# Exercise:
Restate the full set of records exactly, word for word.

## START

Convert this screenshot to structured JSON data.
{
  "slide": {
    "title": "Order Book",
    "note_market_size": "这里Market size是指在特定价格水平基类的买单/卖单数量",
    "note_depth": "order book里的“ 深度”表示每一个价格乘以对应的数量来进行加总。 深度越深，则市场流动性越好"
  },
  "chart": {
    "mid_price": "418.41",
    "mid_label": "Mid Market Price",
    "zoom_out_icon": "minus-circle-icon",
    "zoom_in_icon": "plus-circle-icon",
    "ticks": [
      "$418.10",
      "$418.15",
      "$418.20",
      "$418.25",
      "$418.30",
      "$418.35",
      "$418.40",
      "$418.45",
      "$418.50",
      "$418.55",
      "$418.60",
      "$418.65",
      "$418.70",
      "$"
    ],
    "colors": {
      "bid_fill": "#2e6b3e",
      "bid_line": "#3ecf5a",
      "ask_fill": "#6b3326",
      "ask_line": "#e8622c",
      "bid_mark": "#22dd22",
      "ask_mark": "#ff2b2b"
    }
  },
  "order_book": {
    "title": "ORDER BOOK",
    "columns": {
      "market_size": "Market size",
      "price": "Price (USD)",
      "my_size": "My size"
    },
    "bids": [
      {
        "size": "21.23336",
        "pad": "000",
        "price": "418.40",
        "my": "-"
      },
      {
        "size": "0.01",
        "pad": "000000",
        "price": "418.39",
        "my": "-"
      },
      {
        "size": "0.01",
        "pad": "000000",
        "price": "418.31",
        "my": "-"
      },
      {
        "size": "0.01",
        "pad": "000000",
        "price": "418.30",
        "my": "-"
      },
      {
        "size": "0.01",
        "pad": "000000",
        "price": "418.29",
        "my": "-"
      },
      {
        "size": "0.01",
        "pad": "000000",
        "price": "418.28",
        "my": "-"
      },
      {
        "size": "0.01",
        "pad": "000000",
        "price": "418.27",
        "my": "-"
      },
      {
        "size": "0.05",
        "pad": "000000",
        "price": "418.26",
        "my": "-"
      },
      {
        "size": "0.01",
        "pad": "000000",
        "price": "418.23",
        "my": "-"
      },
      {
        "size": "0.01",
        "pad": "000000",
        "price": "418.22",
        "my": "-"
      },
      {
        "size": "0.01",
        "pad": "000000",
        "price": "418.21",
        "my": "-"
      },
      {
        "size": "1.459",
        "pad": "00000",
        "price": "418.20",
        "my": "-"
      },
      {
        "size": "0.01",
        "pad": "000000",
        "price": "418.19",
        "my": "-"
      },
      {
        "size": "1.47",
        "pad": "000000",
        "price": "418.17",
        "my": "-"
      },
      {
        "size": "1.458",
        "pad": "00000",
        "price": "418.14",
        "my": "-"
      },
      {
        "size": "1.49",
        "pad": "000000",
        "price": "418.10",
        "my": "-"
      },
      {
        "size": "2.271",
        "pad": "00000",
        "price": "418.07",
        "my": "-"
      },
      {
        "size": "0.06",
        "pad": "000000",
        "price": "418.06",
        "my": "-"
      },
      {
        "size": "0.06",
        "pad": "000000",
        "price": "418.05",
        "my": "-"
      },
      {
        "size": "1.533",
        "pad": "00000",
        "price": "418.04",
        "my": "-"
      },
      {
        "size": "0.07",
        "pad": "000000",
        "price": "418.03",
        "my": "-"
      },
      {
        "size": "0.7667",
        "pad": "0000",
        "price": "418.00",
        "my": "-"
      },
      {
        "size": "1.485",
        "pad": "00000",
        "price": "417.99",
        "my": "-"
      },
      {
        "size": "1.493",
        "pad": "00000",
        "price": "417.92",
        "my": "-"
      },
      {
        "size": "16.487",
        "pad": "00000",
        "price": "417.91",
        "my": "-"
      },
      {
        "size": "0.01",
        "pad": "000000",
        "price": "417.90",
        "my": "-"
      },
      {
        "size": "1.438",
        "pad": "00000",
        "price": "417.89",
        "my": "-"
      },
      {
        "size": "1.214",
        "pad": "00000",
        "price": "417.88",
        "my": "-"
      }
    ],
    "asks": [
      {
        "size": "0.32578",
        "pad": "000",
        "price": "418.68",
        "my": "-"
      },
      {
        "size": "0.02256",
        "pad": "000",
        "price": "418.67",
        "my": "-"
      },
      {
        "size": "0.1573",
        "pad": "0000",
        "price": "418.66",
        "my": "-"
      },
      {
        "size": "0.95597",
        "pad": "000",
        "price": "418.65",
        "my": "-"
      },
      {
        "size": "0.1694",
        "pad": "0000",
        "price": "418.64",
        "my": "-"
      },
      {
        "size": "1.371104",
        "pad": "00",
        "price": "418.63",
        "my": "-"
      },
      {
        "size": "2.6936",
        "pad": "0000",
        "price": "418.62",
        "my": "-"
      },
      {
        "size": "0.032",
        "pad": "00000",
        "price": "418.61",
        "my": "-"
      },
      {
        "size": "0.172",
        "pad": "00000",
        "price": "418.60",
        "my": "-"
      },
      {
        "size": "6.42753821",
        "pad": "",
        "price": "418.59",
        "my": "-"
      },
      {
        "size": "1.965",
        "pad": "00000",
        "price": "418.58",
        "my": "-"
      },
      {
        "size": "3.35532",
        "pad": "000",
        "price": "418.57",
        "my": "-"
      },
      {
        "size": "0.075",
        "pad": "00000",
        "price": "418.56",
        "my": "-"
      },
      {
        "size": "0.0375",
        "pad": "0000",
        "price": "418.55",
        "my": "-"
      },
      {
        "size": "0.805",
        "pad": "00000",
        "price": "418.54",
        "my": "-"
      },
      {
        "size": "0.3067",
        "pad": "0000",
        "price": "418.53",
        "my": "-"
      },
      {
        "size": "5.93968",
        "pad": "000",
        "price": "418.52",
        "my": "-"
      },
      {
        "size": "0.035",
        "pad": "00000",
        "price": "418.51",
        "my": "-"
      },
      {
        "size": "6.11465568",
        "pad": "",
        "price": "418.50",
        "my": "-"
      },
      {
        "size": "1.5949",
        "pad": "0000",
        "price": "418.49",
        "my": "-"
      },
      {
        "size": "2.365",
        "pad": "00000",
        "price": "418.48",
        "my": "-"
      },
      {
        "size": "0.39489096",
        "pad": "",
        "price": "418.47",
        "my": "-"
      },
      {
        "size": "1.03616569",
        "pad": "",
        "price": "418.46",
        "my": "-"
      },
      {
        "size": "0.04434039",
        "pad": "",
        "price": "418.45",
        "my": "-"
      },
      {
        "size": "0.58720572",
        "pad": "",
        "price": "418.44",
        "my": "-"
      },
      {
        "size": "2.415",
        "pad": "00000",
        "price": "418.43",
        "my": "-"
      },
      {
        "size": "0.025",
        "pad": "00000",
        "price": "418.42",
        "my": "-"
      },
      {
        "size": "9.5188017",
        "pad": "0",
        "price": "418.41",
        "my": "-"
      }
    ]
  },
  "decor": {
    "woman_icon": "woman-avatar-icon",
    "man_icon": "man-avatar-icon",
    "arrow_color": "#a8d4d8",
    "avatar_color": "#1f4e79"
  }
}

## END

# The solution:
Convert this screenshot to structured JSON data.
{
  "slide": {
    "title": "Order Book",
    "note_market_size": "这里Market size是指在特定价格水平基类的买单/卖单数量",
    "note_depth": "order book里的“ 深度”表示每一个价格乘以对应的数量来进行加总。 深度越深，则市场流动性越好"
  },
  "chart": {
    "mid_price": "418.41",
    "mid_label": "Mid Market Price",
    "zoom_out_icon": "minus-circle-icon",
    "zoom_in_icon": "plus-circle-icon",
    "ticks": [
      "$418.10",
      "$418.15",
      "$418.20",
      "$418.25",
      "$418.30",
      "$418.35",
      "$418.40",
      "$418.45",
      "$418.50",
      "$418.55",
      "$418.60",
      "$418.65",
      "$418.70",
      "$"
    ],
    "colors": {
      "bid_fill": "#2e6b3e",
      "bid_line": "#3ecf5a",
      "ask_fill": "#6b3326",
      "ask_line": "#e8622c",
      "bid_mark": "#22dd22",
      "ask_mark": "#ff2b2b"
    }
  },
  "order_book": {
    "title": "ORDER BOOK",
    "columns": {
      "market_size": "Market size",
      "price": "Price (USD)",
      "my_size": "My size"
    },
    "bids": [
      {
        "size": "21.23336",
        "pad": "000",
        "price": "418.40",
        "my": "-"
      },
      {
        "size": "0.01",
        "pad": "000000",
        "price": "418.39",
        "my": "-"
      },
      {
        "size": "0.01",
        "pad": "000000",
        "price": "418.31",
        "my": "-"
      },
      {
        "size": "0.01",
        "pad": "000000",
        "price": "418.30",
        "my": "-"
      },
      {
        "size": "0.01",
        "pad": "000000",
        "price": "418.29",
        "my": "-"
      },
      {
        "size": "0.01",
        "pad": "000000",
        "price": "418.28",
        "my": "-"
      },
      {
        "size": "0.01",
        "pad": "000000",
        "price": "418.27",
        "my": "-"
      },
      {
        "size": "0.05",
        "pad": "000000",
        "price": "418.26",
        "my": "-"
      },
      {
        "size": "0.01",
        "pad": "000000",
        "price": "418.23",
        "my": "-"
      },
      {
        "size": "0.01",
        "pad": "000000",
        "price": "418.22",
        "my": "-"
      },
      {
        "size": "0.01",
        "pad": "000000",
        "price": "418.21",
        "my": "-"
      },
      {
        "size": "1.459",
        "pad": "00000",
        "price": "418.20",
        "my": "-"
      },
      {
        "size": "0.01",
        "pad": "000000",
        "price": "418.19",
        "my": "-"
      },
      {
        "size": "1.47",
        "pad": "000000",
        "price": "418.17",
        "my": "-"
      },
      {
        "size": "1.458",
        "pad": "00000",
        "price": "418.14",
        "my": "-"
      },
      {
        "size": "1.49",
        "pad": "000000",
        "price": "418.10",
        "my": "-"
      },
      {
        "size": "2.271",
        "pad": "00000",
        "price": "418.07",
        "my": "-"
      },
      {
        "size": "0.06",
        "pad": "000000",
        "price": "418.06",
        "my": "-"
      },
      {
        "size": "0.06",
        "pad": "000000",
        "price": "418.05",
        "my": "-"
      },
      {
        "size": "1.533",
        "pad": "00000",
        "price": "418.04",
        "my": "-"
      },
      {
        "size": "0.07",
        "pad": "000000",
        "price": "418.03",
        "my": "-"
      },
      {
        "size": "0.7667",
        "pad": "0000",
        "price": "418.00",
        "my": "-"
      },
      {
        "size": "1.485",
        "pad": "00000",
        "price": "417.99",
        "my": "-"
      },
      {
        "size": "1.493",
        "pad": "00000",
        "price": "417.92",
        "my": "-"
      },
      {
        "size": "16.487",
        "pad": "00000",
        "price": "417.91",
        "my": "-"
      },
      {
        "size": "0.01",
        "pad": "000000",
        "price": "417.90",
        "my": "-"
      },
      {
        "size": "1.438",
        "pad": "00000",
        "price": "417.89",
        "my": "-"
      },
      {
        "size": "1.214",
        "pad": "00000",
        "price": "417.88",
        "my": "-"
      }
    ],
    "asks": [
      {
        "size": "0.32578",
        "pad": "000",
        "price": "418.68",
        "my": "-"
      },
      {
        "size": "0.02256",
        "pad": "000",
        "price": "418.67",
        "my": "-"
      },
      {
        "size": "0.1573",
        "pad": "0000",
        "price": "418.66",
        "my": "-"
      },
      {
        "size": "0.95597",
        "pad": "000",
        "price": "418.65",
        "my": "-"
      },
      {
        "size": "0.1694",
        "pad": "0000",
        "price": "418.64",
        "my": "-"
      },
      {
        "size": "1.371104",
        "pad": "00",
        "price": "418.63",
        "my": "-"
      },
      {
        "size": "2.6936",
        "pad": "0000",
        "price": "418.62",
        "my": "-"
      },
      {
        "size": "0.032",
        "pad": "00000",
        "price": "418.61",
        "my": "-"
      },
      {
        "size": "0.172",
        "pad": "00000",
        "price": "418.60",
        "my": "-"
      },
      {
        "size": "6.42753821",
        "pad": "",
        "price": "418.59",
        "my": "-"
      },
      {
        "size": "1.965",
        "pad": "00000",
        "price": "418.58",
        "my": "-"
      },
      {
        "size": "3.35532",
        "pad": "000",
        "price": "418.57",
        "my": "-"
      },
      {
        "size": "0.075",
        "pad": "00000",
        "price": "418.56",
        "my": "-"
      },
      {
        "size": "0.0375",
        "pad": "0000",
        "price": "418.55",
        "my": "-"
      },
      {
        "size": "0.805",
        "pad": "00000",
        "price": "418.54",
        "my": "-"
      },
      {
        "size": "0.3067",
        "pad": "0000",
        "price": "418.53",
        "my": "-"
      },
      {
        "size": "5.93968",
        "pad": "000",
        "price": "418.52",
        "my": "-"
      },
      {
        "size": "0.035",
        "pad": "00000",
        "price": "418.51",
        "my": "-"
      },
      {
        "size": "6.11465568",
        "pad": "",
        "price": "418.50",
        "my": "-"
      },
      {
        "size": "1.5949",
        "pad": "0000",
        "price": "418.49",
        "my": "-"
      },
      {
        "size": "2.365",
        "pad": "00000",
        "price": "418.48",
        "my": "-"
      },
      {
        "size": "0.39489096",
        "pad": "",
        "price": "418.47",
        "my": "-"
      },
      {
        "size": "1.03616569",
        "pad": "",
        "price": "418.46",
        "my": "-"
      },
      {
        "size": "0.04434039",
        "pad": "",
        "price": "418.45",
        "my": "-"
      },
      {
        "size": "0.58720572",
        "pad": "",
        "price": "418.44",
        "my": "-"
      },
      {
        "size": "2.415",
        "pad": "00000",
        "price": "418.43",
        "my": "-"
      },
      {
        "size": "0.025",
        "pad": "00000",
        "price": "418.42",
        "my": "-"
      },
      {
        "size": "9.5188017",
        "pad": "0",
        "price": "418.41",
        "my": "-"
      }
    ]
  },
  "decor": {
    "woman_icon": "woman-avatar-icon",
    "man_icon": "man-avatar-icon",
    "arrow_color": "#a8d4d8",
    "avatar_color": "#1f4e79"
  }
}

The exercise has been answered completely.